• _WORK TO DO_: Give the count of lines containing the string "xlabel", with no other output.

--------------------------------

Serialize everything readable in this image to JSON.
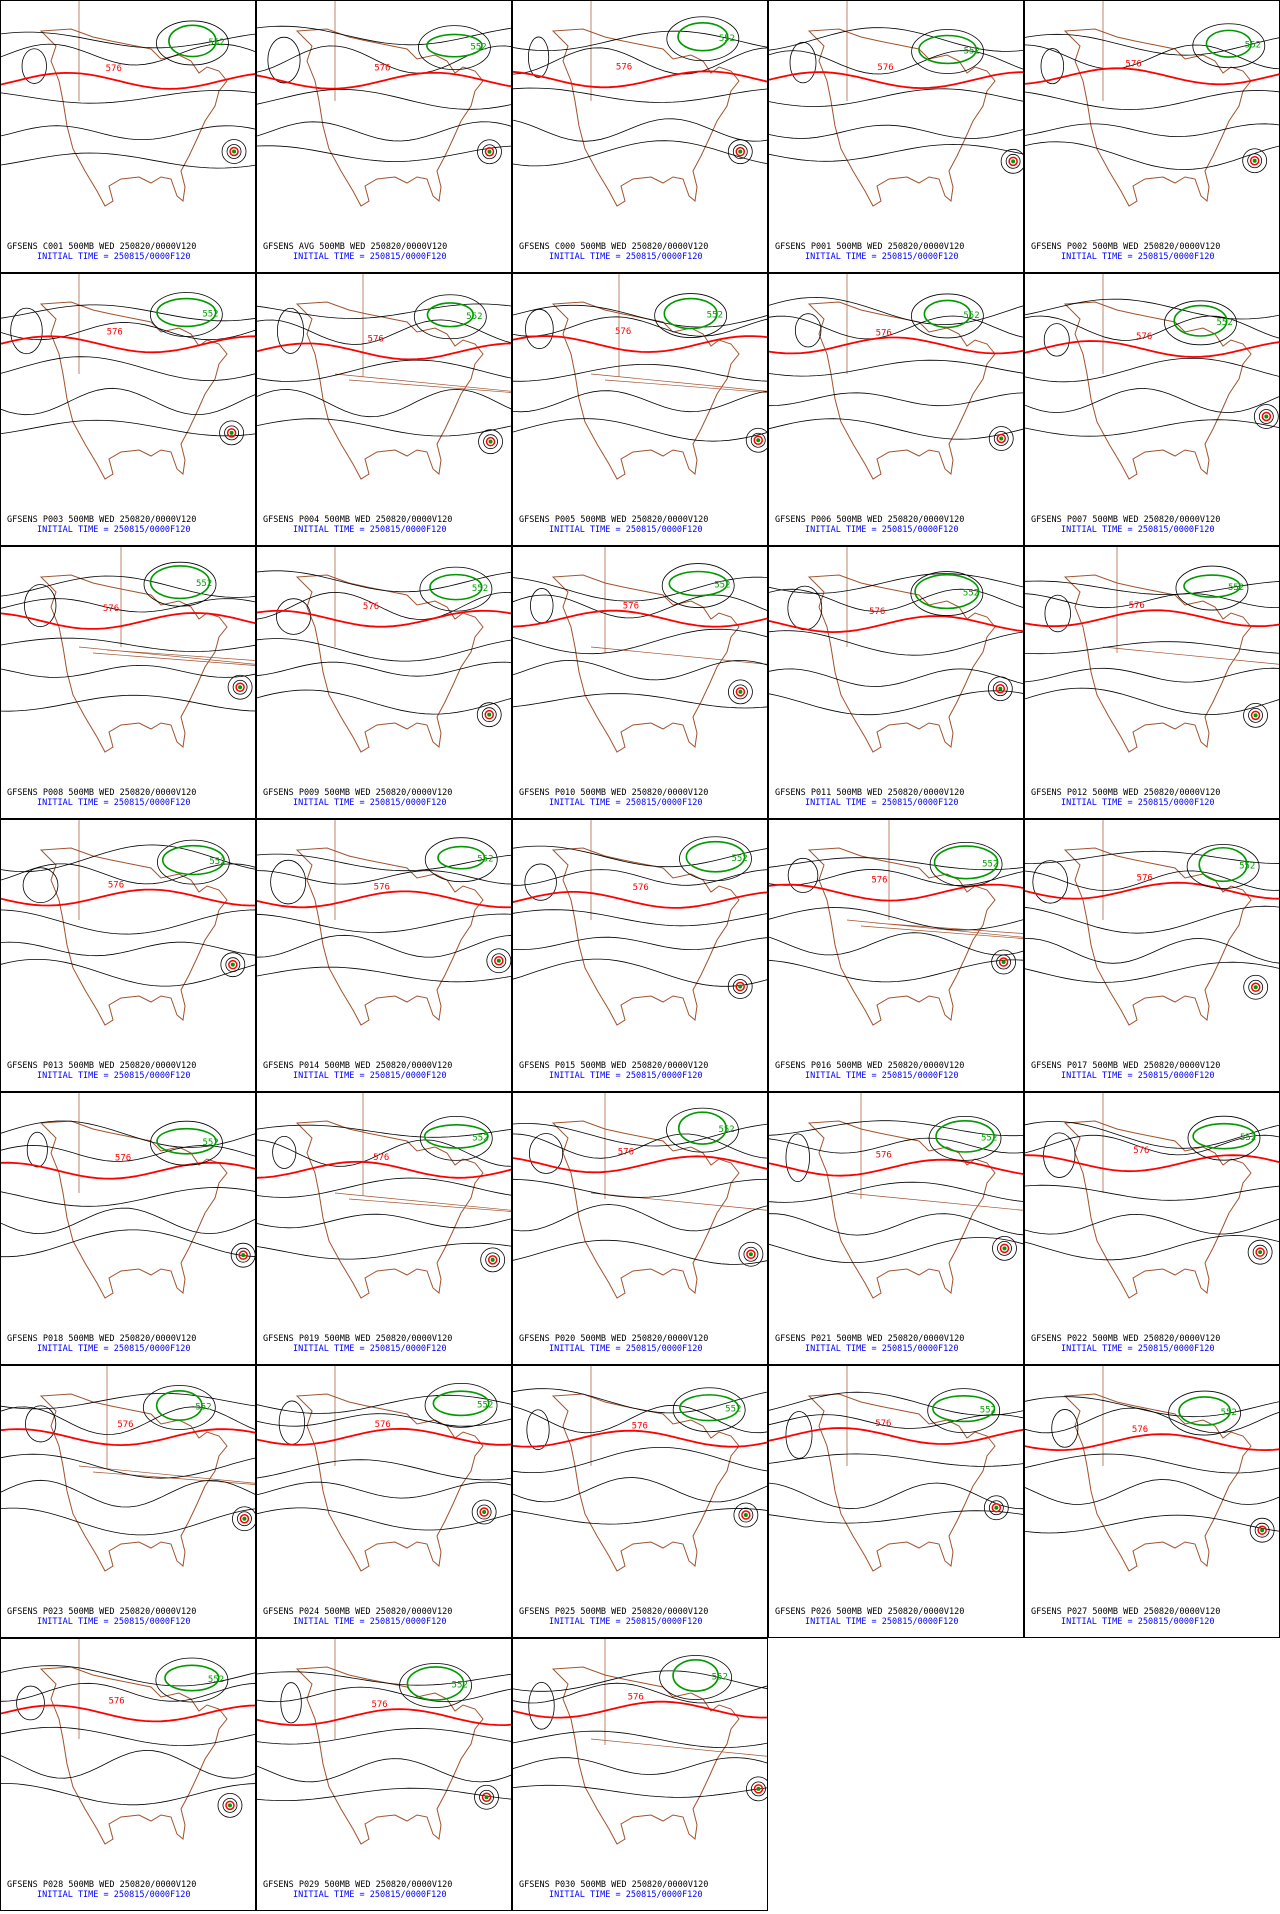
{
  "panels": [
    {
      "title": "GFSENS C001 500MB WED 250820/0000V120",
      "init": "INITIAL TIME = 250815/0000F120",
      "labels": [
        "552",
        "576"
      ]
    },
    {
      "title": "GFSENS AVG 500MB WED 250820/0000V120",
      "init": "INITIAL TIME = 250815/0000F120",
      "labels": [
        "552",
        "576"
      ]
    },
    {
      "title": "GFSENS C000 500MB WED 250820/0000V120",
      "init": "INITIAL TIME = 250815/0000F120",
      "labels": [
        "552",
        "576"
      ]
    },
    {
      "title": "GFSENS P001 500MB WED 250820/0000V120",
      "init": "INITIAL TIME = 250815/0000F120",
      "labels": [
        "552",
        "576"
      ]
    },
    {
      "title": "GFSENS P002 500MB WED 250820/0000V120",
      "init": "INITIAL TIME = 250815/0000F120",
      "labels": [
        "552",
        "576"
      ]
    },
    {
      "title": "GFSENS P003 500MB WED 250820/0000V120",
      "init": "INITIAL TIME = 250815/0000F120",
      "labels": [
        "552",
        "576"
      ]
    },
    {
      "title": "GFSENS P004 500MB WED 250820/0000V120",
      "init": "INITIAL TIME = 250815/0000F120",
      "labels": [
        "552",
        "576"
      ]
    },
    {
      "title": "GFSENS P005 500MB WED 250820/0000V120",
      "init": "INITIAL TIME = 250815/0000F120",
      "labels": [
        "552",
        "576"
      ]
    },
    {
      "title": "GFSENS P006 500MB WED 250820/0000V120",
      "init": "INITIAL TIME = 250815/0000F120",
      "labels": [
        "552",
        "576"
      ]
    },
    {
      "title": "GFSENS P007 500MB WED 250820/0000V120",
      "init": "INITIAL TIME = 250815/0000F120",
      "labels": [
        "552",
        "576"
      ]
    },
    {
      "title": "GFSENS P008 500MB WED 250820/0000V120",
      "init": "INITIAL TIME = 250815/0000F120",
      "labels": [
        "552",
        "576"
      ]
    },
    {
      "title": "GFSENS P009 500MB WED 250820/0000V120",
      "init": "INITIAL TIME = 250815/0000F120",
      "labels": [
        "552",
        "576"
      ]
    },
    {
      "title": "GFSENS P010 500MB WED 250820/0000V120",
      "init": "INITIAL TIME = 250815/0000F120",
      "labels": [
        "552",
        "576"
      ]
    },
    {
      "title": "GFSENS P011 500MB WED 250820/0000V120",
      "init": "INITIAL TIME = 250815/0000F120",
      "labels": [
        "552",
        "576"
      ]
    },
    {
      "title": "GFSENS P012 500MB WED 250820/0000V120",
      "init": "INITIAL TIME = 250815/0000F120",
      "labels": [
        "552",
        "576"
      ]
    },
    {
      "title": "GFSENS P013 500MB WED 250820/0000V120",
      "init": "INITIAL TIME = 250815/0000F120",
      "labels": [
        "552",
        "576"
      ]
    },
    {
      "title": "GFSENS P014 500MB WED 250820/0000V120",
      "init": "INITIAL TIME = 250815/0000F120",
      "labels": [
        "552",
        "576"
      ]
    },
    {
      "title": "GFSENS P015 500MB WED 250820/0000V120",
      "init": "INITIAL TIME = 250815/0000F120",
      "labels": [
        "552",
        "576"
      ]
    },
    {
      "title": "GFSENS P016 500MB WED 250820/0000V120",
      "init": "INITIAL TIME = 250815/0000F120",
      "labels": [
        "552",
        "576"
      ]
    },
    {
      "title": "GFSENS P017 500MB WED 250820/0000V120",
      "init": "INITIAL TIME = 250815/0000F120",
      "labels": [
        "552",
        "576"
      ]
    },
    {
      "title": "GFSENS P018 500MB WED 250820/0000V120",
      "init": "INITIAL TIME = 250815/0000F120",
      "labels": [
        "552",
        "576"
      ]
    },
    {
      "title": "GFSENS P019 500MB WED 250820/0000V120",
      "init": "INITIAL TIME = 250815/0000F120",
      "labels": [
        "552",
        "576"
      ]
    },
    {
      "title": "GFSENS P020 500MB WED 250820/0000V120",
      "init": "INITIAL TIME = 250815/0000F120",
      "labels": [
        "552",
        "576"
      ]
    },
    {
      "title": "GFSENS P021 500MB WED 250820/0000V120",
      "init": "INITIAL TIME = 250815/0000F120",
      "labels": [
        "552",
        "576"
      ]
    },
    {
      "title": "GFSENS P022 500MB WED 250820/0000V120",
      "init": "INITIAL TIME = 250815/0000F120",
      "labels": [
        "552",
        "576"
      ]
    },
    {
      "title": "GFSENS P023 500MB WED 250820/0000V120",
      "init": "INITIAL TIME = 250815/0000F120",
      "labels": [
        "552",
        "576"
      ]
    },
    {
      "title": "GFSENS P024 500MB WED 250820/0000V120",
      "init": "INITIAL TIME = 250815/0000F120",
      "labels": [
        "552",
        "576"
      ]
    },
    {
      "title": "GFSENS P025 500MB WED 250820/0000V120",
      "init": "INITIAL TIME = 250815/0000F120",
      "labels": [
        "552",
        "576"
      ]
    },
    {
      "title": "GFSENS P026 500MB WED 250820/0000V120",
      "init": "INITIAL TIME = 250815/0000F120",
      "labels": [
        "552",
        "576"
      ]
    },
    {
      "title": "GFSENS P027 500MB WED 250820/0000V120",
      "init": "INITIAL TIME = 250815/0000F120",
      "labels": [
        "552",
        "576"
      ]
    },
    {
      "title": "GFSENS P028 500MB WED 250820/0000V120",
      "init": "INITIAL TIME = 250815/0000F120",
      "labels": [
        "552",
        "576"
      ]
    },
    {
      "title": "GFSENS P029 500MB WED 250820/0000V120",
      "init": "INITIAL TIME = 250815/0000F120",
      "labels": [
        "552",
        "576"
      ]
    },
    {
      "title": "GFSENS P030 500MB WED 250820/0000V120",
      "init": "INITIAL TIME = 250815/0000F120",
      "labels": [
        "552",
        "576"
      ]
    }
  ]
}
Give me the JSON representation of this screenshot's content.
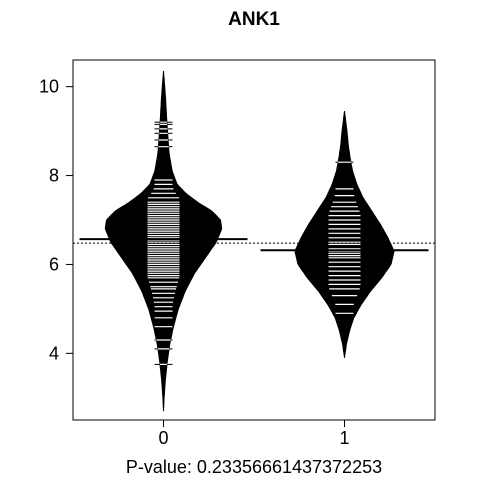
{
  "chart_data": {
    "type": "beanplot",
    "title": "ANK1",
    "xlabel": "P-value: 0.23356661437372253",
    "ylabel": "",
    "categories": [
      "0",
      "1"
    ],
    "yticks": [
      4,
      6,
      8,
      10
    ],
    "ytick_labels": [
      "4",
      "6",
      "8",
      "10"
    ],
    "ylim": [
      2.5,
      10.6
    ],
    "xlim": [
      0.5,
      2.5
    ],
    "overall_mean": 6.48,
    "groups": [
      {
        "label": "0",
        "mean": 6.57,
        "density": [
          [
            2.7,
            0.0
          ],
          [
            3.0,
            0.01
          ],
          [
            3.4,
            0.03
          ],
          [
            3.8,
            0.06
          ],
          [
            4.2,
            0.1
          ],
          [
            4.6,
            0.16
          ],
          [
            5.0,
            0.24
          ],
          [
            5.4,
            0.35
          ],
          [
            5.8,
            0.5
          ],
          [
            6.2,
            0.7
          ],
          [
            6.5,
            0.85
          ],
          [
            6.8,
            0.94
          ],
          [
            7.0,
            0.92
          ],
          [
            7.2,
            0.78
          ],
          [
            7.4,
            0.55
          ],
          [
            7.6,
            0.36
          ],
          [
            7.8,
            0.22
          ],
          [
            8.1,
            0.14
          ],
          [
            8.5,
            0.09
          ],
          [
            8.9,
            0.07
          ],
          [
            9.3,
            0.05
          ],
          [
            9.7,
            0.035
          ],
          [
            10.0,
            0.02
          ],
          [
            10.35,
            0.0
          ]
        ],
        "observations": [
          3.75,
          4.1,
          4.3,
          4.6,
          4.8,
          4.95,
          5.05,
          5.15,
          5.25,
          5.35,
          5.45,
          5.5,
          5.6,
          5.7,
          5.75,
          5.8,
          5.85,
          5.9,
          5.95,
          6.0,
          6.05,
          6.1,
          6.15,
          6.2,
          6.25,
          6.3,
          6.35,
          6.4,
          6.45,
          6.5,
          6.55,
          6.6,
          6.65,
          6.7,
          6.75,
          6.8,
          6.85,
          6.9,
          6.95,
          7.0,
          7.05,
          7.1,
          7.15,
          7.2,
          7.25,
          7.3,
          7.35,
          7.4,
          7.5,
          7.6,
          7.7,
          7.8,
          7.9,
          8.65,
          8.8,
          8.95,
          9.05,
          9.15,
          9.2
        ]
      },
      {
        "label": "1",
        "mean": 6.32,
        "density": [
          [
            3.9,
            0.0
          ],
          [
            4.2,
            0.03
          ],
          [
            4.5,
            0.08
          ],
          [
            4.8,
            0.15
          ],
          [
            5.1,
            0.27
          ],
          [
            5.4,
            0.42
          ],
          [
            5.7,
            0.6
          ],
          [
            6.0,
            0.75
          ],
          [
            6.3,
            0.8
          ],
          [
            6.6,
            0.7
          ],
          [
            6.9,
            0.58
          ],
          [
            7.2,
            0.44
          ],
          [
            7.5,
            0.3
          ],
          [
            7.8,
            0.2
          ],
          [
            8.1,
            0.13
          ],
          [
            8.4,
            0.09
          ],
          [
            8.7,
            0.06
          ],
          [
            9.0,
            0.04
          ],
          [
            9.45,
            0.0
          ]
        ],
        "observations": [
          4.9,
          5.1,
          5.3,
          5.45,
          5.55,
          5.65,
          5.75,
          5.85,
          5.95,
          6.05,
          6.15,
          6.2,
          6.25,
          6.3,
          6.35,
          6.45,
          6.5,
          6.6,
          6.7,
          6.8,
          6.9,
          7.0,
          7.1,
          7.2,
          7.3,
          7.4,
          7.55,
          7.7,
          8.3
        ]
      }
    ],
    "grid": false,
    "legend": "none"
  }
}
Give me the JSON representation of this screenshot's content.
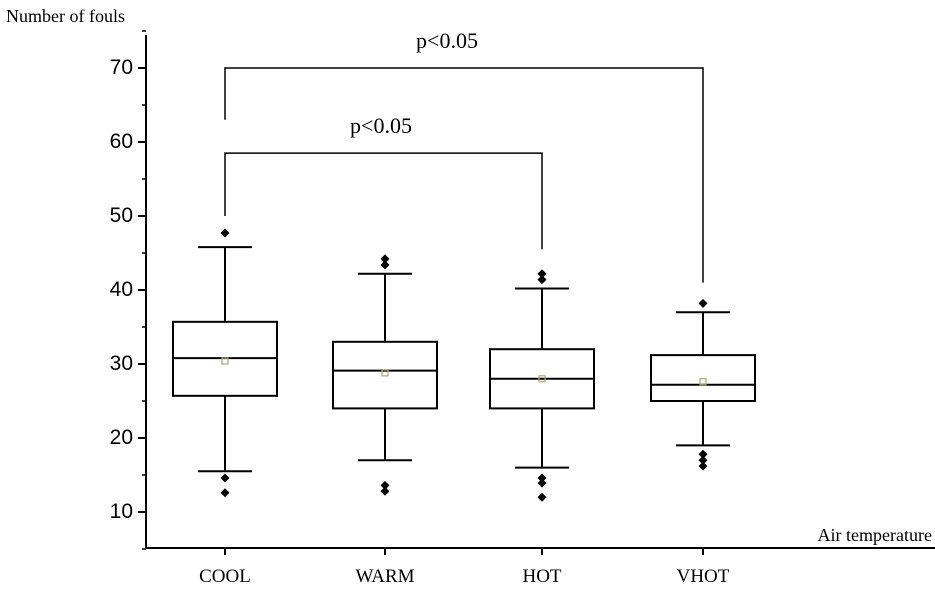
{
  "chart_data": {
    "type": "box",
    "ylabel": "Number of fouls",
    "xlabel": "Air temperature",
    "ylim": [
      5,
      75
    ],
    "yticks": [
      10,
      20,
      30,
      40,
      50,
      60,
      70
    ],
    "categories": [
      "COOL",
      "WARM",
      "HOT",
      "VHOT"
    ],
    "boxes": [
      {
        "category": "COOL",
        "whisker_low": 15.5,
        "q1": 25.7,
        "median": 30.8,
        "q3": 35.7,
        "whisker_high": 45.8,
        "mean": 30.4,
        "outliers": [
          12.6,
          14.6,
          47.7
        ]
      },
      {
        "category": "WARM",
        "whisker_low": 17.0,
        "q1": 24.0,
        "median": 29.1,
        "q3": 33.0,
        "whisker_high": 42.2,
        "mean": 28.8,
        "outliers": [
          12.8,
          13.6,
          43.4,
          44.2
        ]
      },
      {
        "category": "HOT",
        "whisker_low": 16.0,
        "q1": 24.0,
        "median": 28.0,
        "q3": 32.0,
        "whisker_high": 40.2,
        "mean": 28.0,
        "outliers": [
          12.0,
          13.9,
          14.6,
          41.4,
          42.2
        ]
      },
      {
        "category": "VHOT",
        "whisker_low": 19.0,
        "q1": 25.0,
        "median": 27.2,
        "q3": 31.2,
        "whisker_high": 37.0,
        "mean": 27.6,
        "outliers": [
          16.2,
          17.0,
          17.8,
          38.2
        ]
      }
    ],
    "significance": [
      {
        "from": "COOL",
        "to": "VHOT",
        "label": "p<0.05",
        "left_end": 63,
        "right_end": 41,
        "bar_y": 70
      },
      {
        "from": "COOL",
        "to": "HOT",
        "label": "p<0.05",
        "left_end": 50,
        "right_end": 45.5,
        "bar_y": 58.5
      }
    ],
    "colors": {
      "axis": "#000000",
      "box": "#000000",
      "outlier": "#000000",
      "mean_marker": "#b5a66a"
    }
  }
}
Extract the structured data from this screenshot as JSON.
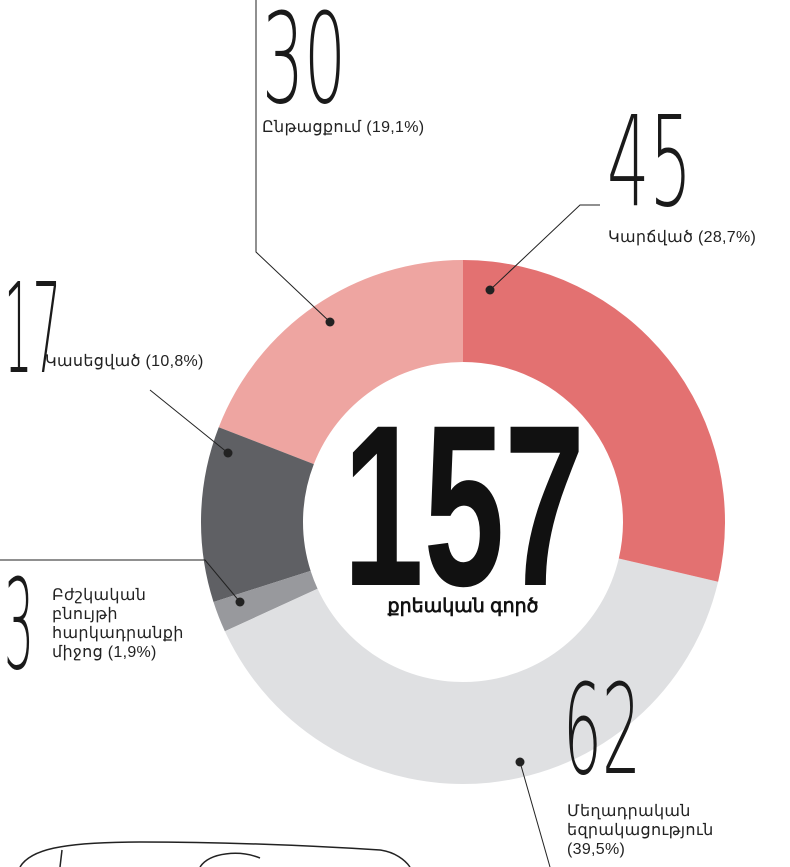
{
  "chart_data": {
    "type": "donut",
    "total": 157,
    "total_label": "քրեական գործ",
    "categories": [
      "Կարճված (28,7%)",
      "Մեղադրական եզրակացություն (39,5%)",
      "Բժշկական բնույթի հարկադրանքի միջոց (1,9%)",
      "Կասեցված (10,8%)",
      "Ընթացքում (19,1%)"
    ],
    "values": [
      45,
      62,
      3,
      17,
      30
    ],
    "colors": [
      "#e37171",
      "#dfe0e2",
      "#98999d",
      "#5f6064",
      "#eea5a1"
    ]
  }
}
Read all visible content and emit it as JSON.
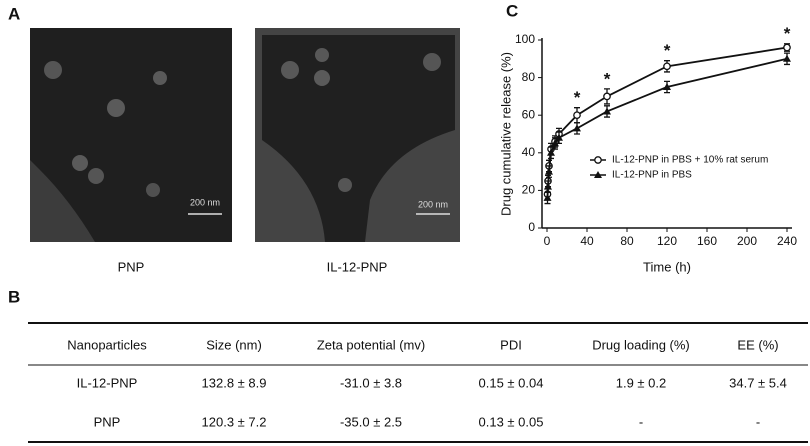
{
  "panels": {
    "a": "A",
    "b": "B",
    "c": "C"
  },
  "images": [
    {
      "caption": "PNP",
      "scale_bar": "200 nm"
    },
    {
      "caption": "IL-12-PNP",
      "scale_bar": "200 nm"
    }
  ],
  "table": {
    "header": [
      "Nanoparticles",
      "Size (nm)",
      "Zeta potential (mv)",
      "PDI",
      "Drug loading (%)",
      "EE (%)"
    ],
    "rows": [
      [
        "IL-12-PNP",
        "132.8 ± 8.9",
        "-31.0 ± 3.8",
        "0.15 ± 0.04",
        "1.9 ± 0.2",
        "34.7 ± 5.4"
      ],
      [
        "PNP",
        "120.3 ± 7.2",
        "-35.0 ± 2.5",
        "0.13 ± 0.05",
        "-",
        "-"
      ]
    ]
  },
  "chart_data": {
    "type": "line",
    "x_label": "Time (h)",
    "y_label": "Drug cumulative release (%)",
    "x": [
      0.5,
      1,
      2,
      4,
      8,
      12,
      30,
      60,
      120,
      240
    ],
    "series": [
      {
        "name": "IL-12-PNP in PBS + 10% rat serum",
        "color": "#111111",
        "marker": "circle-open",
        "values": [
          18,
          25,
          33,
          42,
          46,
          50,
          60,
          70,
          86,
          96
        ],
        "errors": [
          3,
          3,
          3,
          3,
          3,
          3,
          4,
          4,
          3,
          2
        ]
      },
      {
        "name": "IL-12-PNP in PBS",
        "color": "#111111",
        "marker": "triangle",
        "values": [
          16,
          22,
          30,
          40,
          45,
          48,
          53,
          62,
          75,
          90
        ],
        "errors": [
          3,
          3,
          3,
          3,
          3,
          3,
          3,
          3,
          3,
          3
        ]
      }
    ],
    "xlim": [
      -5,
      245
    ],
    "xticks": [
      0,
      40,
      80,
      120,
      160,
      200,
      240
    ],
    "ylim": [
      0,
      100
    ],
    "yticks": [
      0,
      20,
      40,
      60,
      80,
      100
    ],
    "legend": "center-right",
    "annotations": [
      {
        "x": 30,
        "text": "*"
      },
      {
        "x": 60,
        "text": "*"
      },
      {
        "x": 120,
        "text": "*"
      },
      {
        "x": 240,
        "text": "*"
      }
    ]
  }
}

--------------------------------

• _OUTPUT BELOW_: 2